Dataset rows:
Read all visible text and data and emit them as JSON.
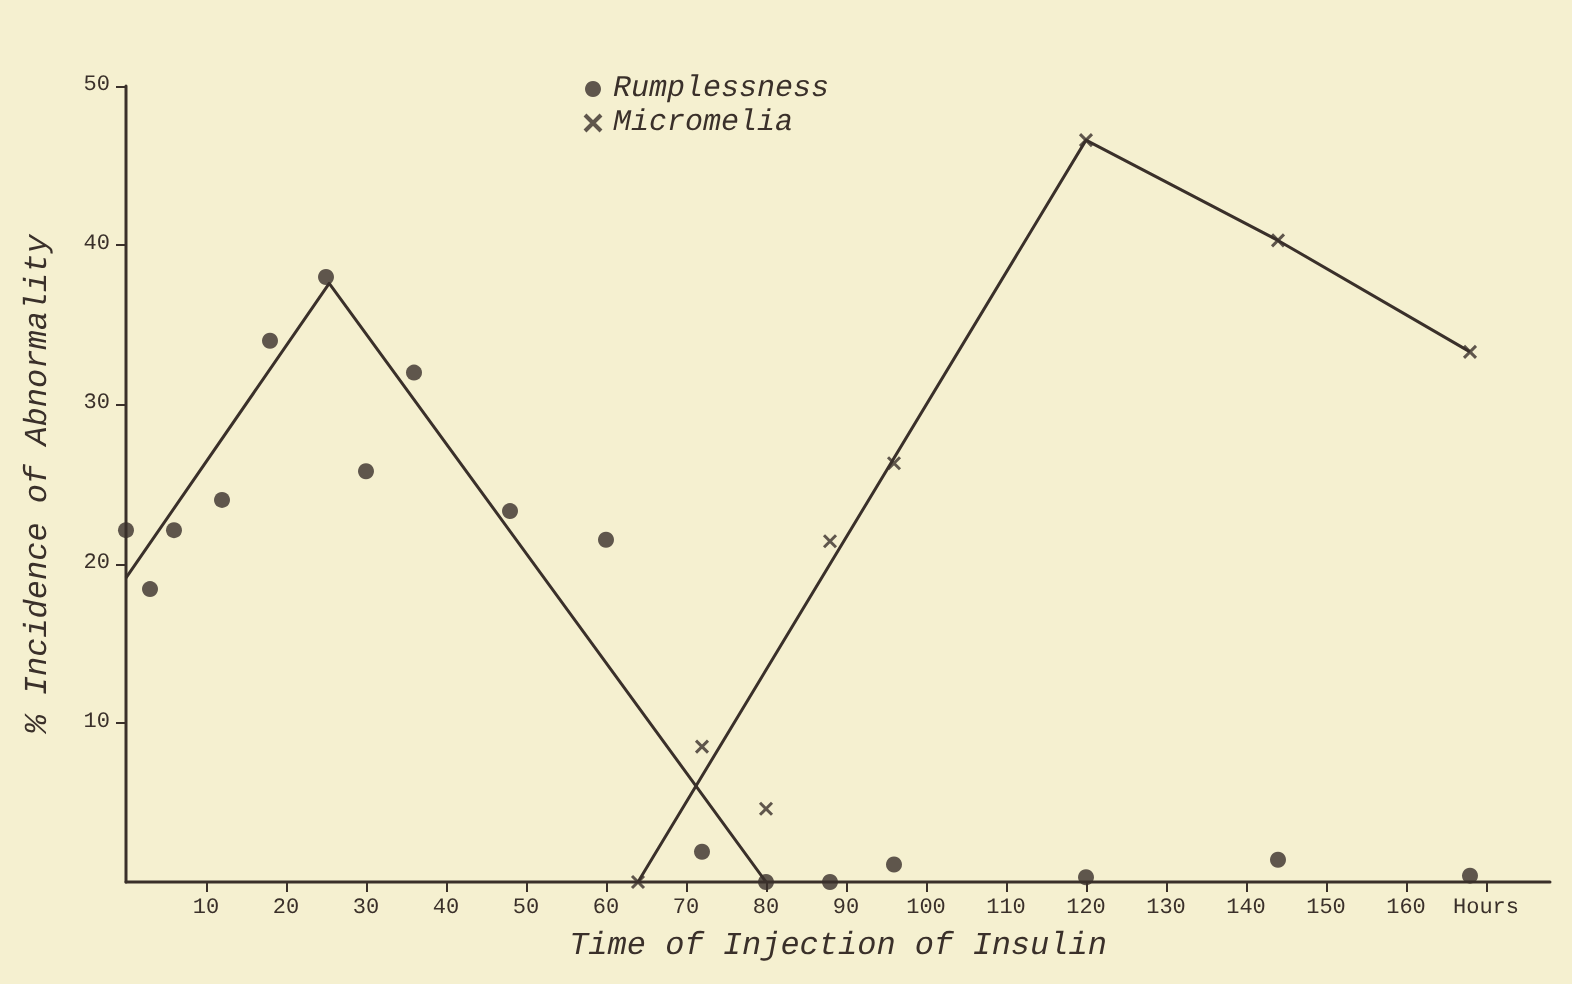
{
  "chart_data": {
    "type": "scatter",
    "xlabel": "Time of Injection of Insulin",
    "ylabel": "% Incidence of Abnormality",
    "xlim": [
      0,
      178
    ],
    "xticks": [
      10,
      20,
      30,
      40,
      50,
      60,
      70,
      80,
      90,
      100,
      110,
      120,
      130,
      140,
      150,
      160,
      {
        "value": 170,
        "label": "Hours"
      }
    ],
    "ylim": [
      0,
      50
    ],
    "yticks": [
      10,
      20,
      30,
      40,
      50
    ],
    "grid": false,
    "legend": "top",
    "series": [
      {
        "name": "Rumplessness",
        "marker": "circle",
        "color": "#3a302a",
        "x": [
          0,
          3,
          6,
          12,
          18,
          25,
          30,
          36,
          48,
          60,
          72,
          80,
          88,
          96,
          120,
          144,
          168
        ],
        "values": [
          22.1,
          18.4,
          22.1,
          24,
          34,
          38,
          25.8,
          32,
          23.3,
          21.5,
          1.9,
          0,
          0,
          1.1,
          0.3,
          1.4,
          0.4
        ]
      },
      {
        "name": "Micromelia",
        "marker": "cross",
        "color": "#3a302a",
        "x": [
          64,
          72,
          80,
          88,
          96,
          120,
          144,
          168
        ],
        "values": [
          0,
          8.5,
          4.6,
          21.4,
          26.3,
          46.6,
          40.3,
          33.3
        ]
      },
      {
        "type": "line",
        "marker": "none",
        "line_style": "solid",
        "color": "#3a302a",
        "x": [
          0,
          25.4,
          80
        ],
        "values": [
          19.1,
          37.6,
          0
        ]
      },
      {
        "type": "line",
        "marker": "none",
        "line_style": "solid",
        "color": "#3a302a",
        "x": [
          64,
          120,
          144,
          168
        ],
        "values": [
          0,
          46.6,
          40.3,
          33.3
        ]
      }
    ]
  }
}
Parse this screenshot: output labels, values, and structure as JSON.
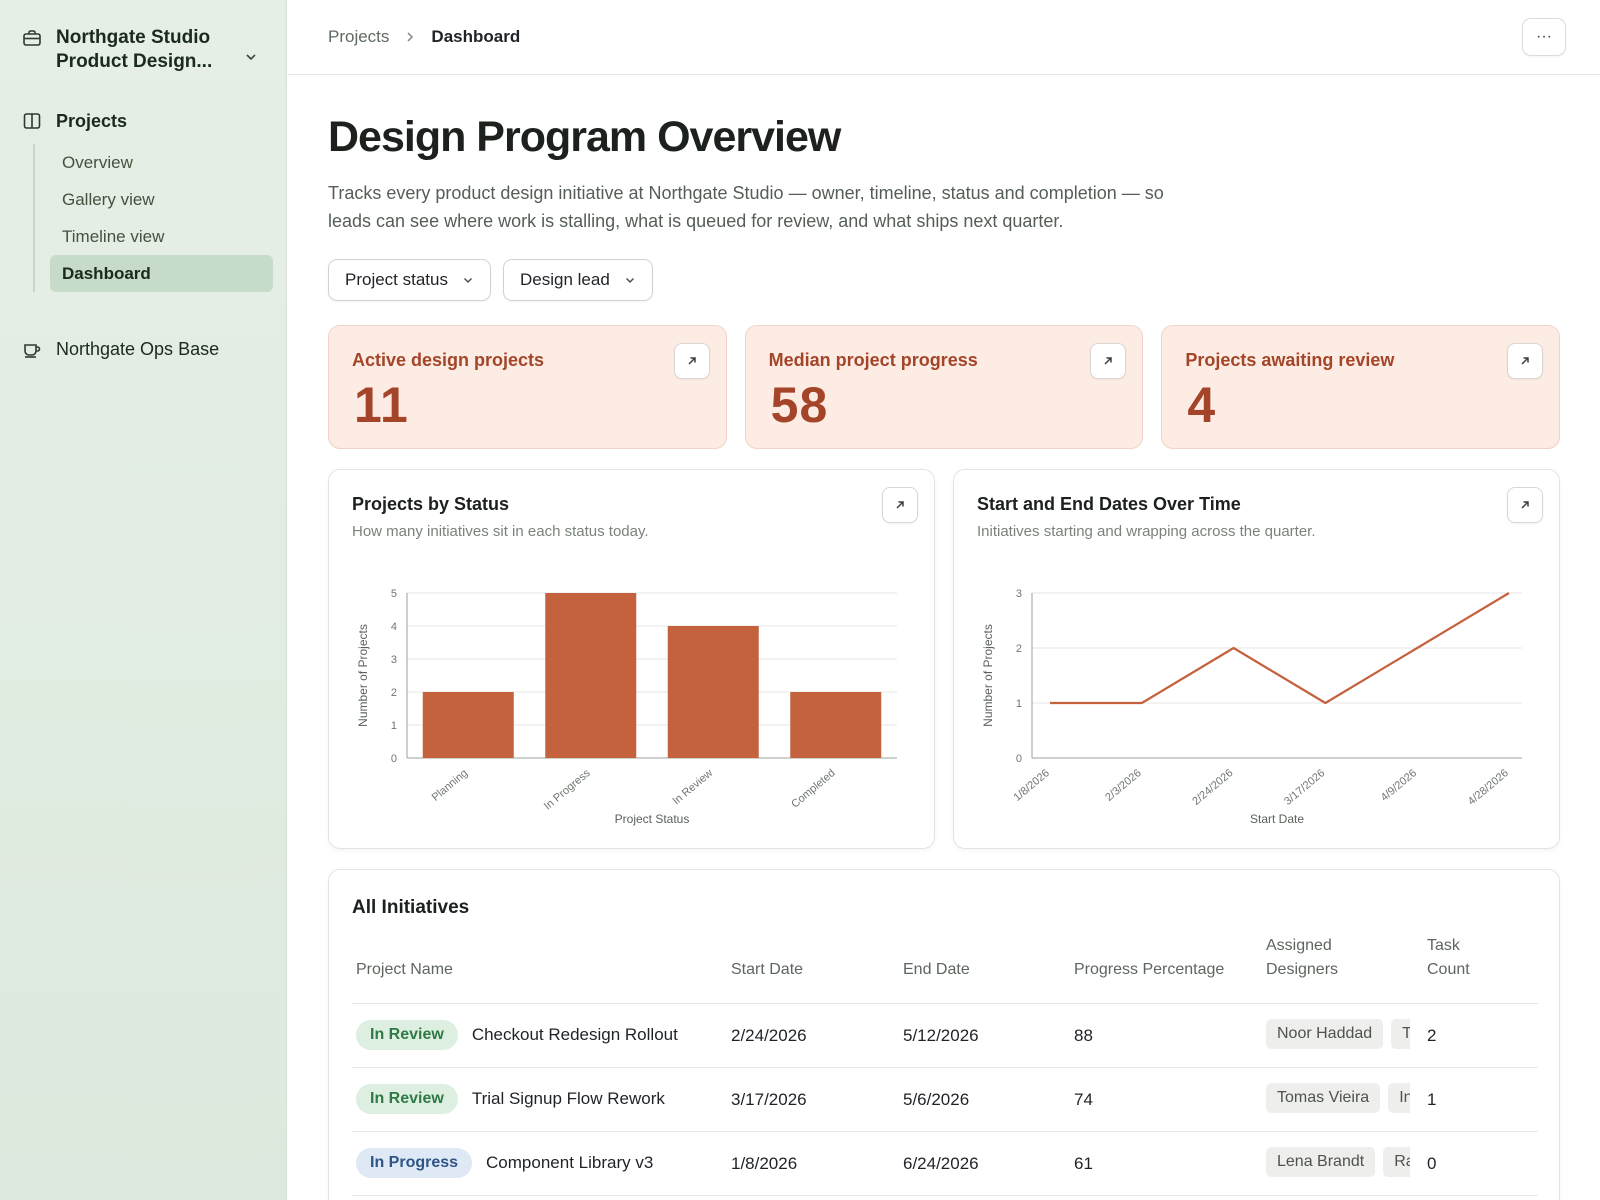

Prompt:
Transcribe all the records above word for word, without their images.

Finished answer:
Read all visible text and data and emit them as JSON.
{
  "chart_data": {
    "type": "scatter",
    "xlabel": "Time of Injection of Insulin",
    "ylabel": "% Incidence of Abnormality",
    "xlim": [
      0,
      178
    ],
    "xticks": [
      10,
      20,
      30,
      40,
      50,
      60,
      70,
      80,
      90,
      100,
      110,
      120,
      130,
      140,
      150,
      160,
      {
        "value": 170,
        "label": "Hours"
      }
    ],
    "ylim": [
      0,
      50
    ],
    "yticks": [
      10,
      20,
      30,
      40,
      50
    ],
    "grid": false,
    "legend": "top",
    "series": [
      {
        "name": "Rumplessness",
        "marker": "circle",
        "color": "#3a302a",
        "x": [
          0,
          3,
          6,
          12,
          18,
          25,
          30,
          36,
          48,
          60,
          72,
          80,
          88,
          96,
          120,
          144,
          168
        ],
        "values": [
          22.1,
          18.4,
          22.1,
          24,
          34,
          38,
          25.8,
          32,
          23.3,
          21.5,
          1.9,
          0,
          0,
          1.1,
          0.3,
          1.4,
          0.4
        ]
      },
      {
        "name": "Micromelia",
        "marker": "cross",
        "color": "#3a302a",
        "x": [
          64,
          72,
          80,
          88,
          96,
          120,
          144,
          168
        ],
        "values": [
          0,
          8.5,
          4.6,
          21.4,
          26.3,
          46.6,
          40.3,
          33.3
        ]
      },
      {
        "type": "line",
        "marker": "none",
        "line_style": "solid",
        "color": "#3a302a",
        "x": [
          0,
          25.4,
          80
        ],
        "values": [
          19.1,
          37.6,
          0
        ]
      },
      {
        "type": "line",
        "marker": "none",
        "line_style": "solid",
        "color": "#3a302a",
        "x": [
          64,
          120,
          144,
          168
        ],
        "values": [
          0,
          46.6,
          40.3,
          33.3
        ]
      }
    ]
  }
}
Parse this screenshot: output labels, values, and structure as JSON.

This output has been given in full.